* [Given exercise]: Check every line of the data below for the string "reply", and copy the ones that hold it.

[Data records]
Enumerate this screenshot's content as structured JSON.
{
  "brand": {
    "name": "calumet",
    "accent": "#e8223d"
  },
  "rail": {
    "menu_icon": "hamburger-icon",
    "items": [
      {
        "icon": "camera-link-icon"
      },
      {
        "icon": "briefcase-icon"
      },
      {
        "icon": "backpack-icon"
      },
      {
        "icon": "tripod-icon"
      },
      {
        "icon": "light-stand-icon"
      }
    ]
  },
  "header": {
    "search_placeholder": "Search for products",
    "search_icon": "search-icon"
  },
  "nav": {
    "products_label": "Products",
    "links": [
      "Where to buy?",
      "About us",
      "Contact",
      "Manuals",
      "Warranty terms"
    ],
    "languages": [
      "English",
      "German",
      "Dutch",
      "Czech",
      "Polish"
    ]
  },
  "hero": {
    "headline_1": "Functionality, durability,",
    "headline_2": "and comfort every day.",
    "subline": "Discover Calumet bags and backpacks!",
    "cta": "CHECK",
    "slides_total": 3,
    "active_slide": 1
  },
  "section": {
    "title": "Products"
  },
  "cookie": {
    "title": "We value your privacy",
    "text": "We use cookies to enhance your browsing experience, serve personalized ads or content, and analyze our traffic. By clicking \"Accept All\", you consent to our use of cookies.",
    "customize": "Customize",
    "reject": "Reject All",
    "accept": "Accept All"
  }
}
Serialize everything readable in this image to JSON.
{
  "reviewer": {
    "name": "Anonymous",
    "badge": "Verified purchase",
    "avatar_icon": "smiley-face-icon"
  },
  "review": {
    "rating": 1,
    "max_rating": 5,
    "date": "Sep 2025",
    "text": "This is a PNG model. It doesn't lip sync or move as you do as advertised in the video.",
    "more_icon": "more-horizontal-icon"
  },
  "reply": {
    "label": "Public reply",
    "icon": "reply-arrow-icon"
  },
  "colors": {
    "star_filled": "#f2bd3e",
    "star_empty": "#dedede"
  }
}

* [Result for this task]:
  "reply": {
    "label": "Public reply",
    "icon": "reply-arrow-icon"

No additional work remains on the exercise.